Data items
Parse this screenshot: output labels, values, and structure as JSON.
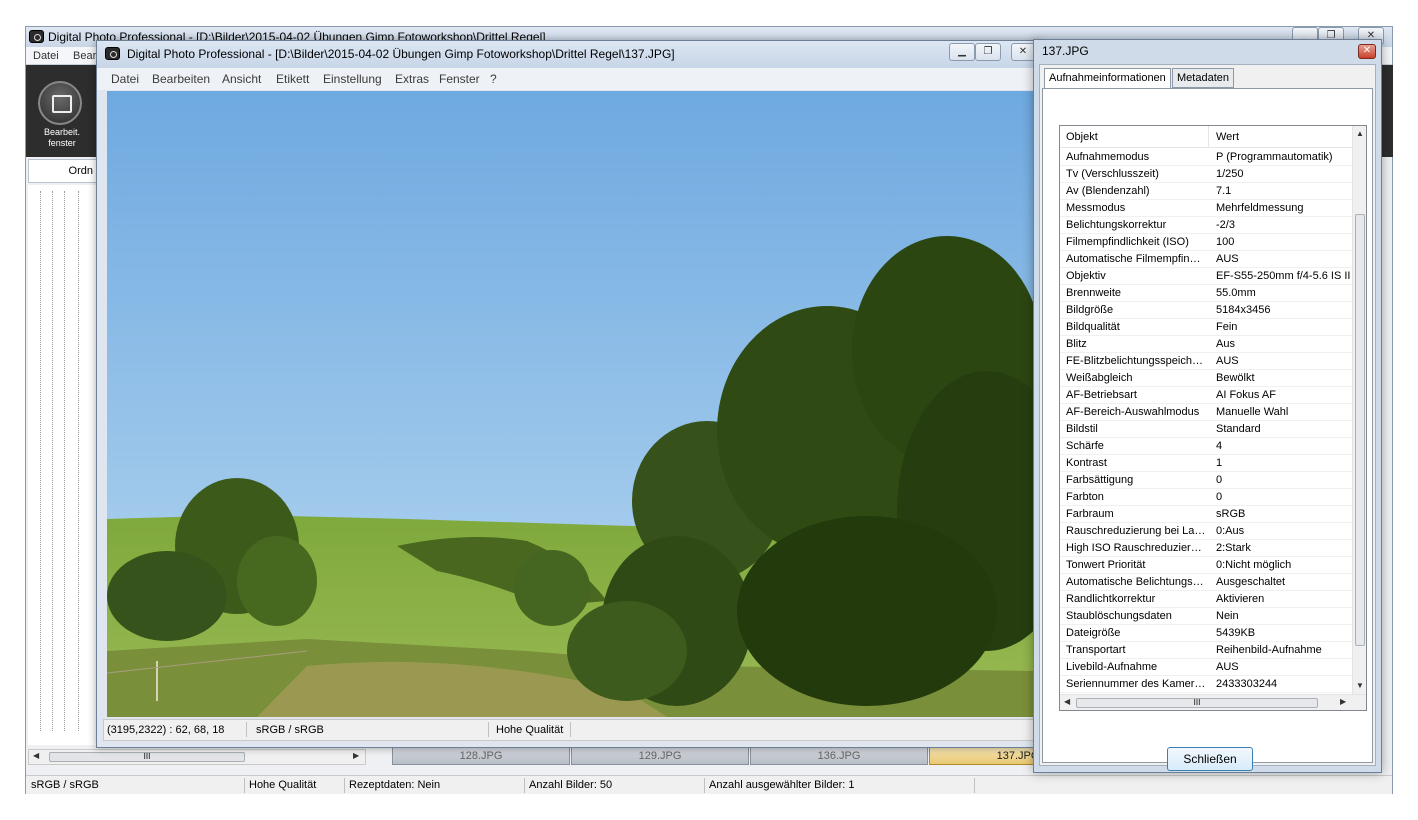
{
  "main_window": {
    "title": "Digital Photo Professional - [D:\\Bilder\\2015-04-02 Übungen  Gimp Fotoworkshop\\Drittel Regel]",
    "menu": [
      "Datei",
      "Bear"
    ],
    "toolbar": {
      "edit_button_label": "Bearbeit.\nfenster"
    },
    "folder_tab_label": "Ordn",
    "thumbnail_tabs": [
      "128.JPG",
      "129.JPG",
      "136.JPG",
      "137.JPG"
    ],
    "status": {
      "color_space": "sRGB / sRGB",
      "quality": "Hohe Qualität",
      "recipe": "Rezeptdaten: Nein",
      "image_count": "Anzahl Bilder: 50",
      "selected_count": "Anzahl ausgewählter Bilder: 1"
    },
    "scroll_glyph": "III"
  },
  "editor_window": {
    "title": "Digital Photo Professional - [D:\\Bilder\\2015-04-02 Übungen  Gimp Fotoworkshop\\Drittel Regel\\137.JPG]",
    "menu": [
      "Datei",
      "Bearbeiten",
      "Ansicht",
      "Etikett",
      "Einstellung",
      "Extras",
      "Fenster",
      "?"
    ],
    "status": {
      "pixel_info": "(3195,2322) :  62, 68, 18",
      "color_space": "sRGB / sRGB",
      "quality": "Hohe Qualität"
    }
  },
  "info_dialog": {
    "title": "137.JPG",
    "tabs": [
      "Aufnahmeinformationen",
      "Metadaten"
    ],
    "active_tab": "Aufnahmeinformationen",
    "columns": [
      "Objekt",
      "Wert"
    ],
    "rows": [
      [
        "Aufnahmemodus",
        "P (Programmautomatik)"
      ],
      [
        "Tv (Verschlusszeit)",
        "1/250"
      ],
      [
        "Av (Blendenzahl)",
        "7.1"
      ],
      [
        "Messmodus",
        "Mehrfeldmessung"
      ],
      [
        "Belichtungskorrektur",
        "-2/3"
      ],
      [
        "Filmempfindlichkeit (ISO)",
        "100"
      ],
      [
        "Automatische Filmempfindli...",
        "AUS"
      ],
      [
        "Objektiv",
        "EF-S55-250mm f/4-5.6 IS II"
      ],
      [
        "Brennweite",
        "55.0mm"
      ],
      [
        "Bildgröße",
        "5184x3456"
      ],
      [
        "Bildqualität",
        "Fein"
      ],
      [
        "Blitz",
        "Aus"
      ],
      [
        "FE-Blitzbelichtungsspeicher...",
        "AUS"
      ],
      [
        "Weißabgleich",
        "Bewölkt"
      ],
      [
        "AF-Betriebsart",
        "AI Fokus AF"
      ],
      [
        "AF-Bereich-Auswahlmodus",
        "Manuelle  Wahl"
      ],
      [
        "Bildstil",
        "Standard"
      ],
      [
        "Schärfe",
        "4"
      ],
      [
        "Kontrast",
        "1"
      ],
      [
        "Farbsättigung",
        "0"
      ],
      [
        "Farbton",
        "0"
      ],
      [
        "Farbraum",
        "sRGB"
      ],
      [
        "Rauschreduzierung bei Lan...",
        "0:Aus"
      ],
      [
        "High ISO Rauschreduzierung",
        "2:Stark"
      ],
      [
        "Tonwert Priorität",
        "0:Nicht möglich"
      ],
      [
        "Automatische Belichtungso...",
        "Ausgeschaltet"
      ],
      [
        "Randlichtkorrektur",
        "Aktivieren"
      ],
      [
        "Staublöschungsdaten",
        "Nein"
      ],
      [
        "Dateigröße",
        "5439KB"
      ],
      [
        "Transportart",
        "Reihenbild-Aufnahme"
      ],
      [
        "Livebild-Aufnahme",
        "AUS"
      ],
      [
        "Seriennummer des Kamera...",
        "2433303244"
      ]
    ],
    "close_button_label": "Schließen",
    "scroll_glyph": "III"
  },
  "colors": {
    "sky": "#78b3e6",
    "foliage": "#2f4a12",
    "meadow": "#86ad3f",
    "dialog_frame": "#cfdbe9",
    "close_accent": "#c8412d"
  }
}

* **WHAT YOU WILL DO**:
Copy out all of the data word for word. Do not carry over any picture.

* **WRITTEN RESPONSE**:
Parse this screenshot: output labels, values, and structure as JSON.
{
  "main_window": {
    "title": "Digital Photo Professional - [D:\\Bilder\\2015-04-02 Übungen  Gimp Fotoworkshop\\Drittel Regel]",
    "menu": [
      "Datei",
      "Bear"
    ],
    "toolbar": {
      "edit_button_label": "Bearbeit.\nfenster"
    },
    "folder_tab_label": "Ordn",
    "thumbnail_tabs": [
      "128.JPG",
      "129.JPG",
      "136.JPG",
      "137.JPG"
    ],
    "status": {
      "color_space": "sRGB / sRGB",
      "quality": "Hohe Qualität",
      "recipe": "Rezeptdaten: Nein",
      "image_count": "Anzahl Bilder: 50",
      "selected_count": "Anzahl ausgewählter Bilder: 1"
    },
    "scroll_glyph": "III"
  },
  "editor_window": {
    "title": "Digital Photo Professional - [D:\\Bilder\\2015-04-02 Übungen  Gimp Fotoworkshop\\Drittel Regel\\137.JPG]",
    "menu": [
      "Datei",
      "Bearbeiten",
      "Ansicht",
      "Etikett",
      "Einstellung",
      "Extras",
      "Fenster",
      "?"
    ],
    "status": {
      "pixel_info": "(3195,2322) :  62, 68, 18",
      "color_space": "sRGB / sRGB",
      "quality": "Hohe Qualität"
    }
  },
  "info_dialog": {
    "title": "137.JPG",
    "tabs": [
      "Aufnahmeinformationen",
      "Metadaten"
    ],
    "active_tab": "Aufnahmeinformationen",
    "columns": [
      "Objekt",
      "Wert"
    ],
    "rows": [
      [
        "Aufnahmemodus",
        "P (Programmautomatik)"
      ],
      [
        "Tv (Verschlusszeit)",
        "1/250"
      ],
      [
        "Av (Blendenzahl)",
        "7.1"
      ],
      [
        "Messmodus",
        "Mehrfeldmessung"
      ],
      [
        "Belichtungskorrektur",
        "-2/3"
      ],
      [
        "Filmempfindlichkeit (ISO)",
        "100"
      ],
      [
        "Automatische Filmempfindli...",
        "AUS"
      ],
      [
        "Objektiv",
        "EF-S55-250mm f/4-5.6 IS II"
      ],
      [
        "Brennweite",
        "55.0mm"
      ],
      [
        "Bildgröße",
        "5184x3456"
      ],
      [
        "Bildqualität",
        "Fein"
      ],
      [
        "Blitz",
        "Aus"
      ],
      [
        "FE-Blitzbelichtungsspeicher...",
        "AUS"
      ],
      [
        "Weißabgleich",
        "Bewölkt"
      ],
      [
        "AF-Betriebsart",
        "AI Fokus AF"
      ],
      [
        "AF-Bereich-Auswahlmodus",
        "Manuelle  Wahl"
      ],
      [
        "Bildstil",
        "Standard"
      ],
      [
        "Schärfe",
        "4"
      ],
      [
        "Kontrast",
        "1"
      ],
      [
        "Farbsättigung",
        "0"
      ],
      [
        "Farbton",
        "0"
      ],
      [
        "Farbraum",
        "sRGB"
      ],
      [
        "Rauschreduzierung bei Lan...",
        "0:Aus"
      ],
      [
        "High ISO Rauschreduzierung",
        "2:Stark"
      ],
      [
        "Tonwert Priorität",
        "0:Nicht möglich"
      ],
      [
        "Automatische Belichtungso...",
        "Ausgeschaltet"
      ],
      [
        "Randlichtkorrektur",
        "Aktivieren"
      ],
      [
        "Staublöschungsdaten",
        "Nein"
      ],
      [
        "Dateigröße",
        "5439KB"
      ],
      [
        "Transportart",
        "Reihenbild-Aufnahme"
      ],
      [
        "Livebild-Aufnahme",
        "AUS"
      ],
      [
        "Seriennummer des Kamera...",
        "2433303244"
      ]
    ],
    "close_button_label": "Schließen",
    "scroll_glyph": "III"
  },
  "colors": {
    "sky": "#78b3e6",
    "foliage": "#2f4a12",
    "meadow": "#86ad3f",
    "dialog_frame": "#cfdbe9",
    "close_accent": "#c8412d"
  }
}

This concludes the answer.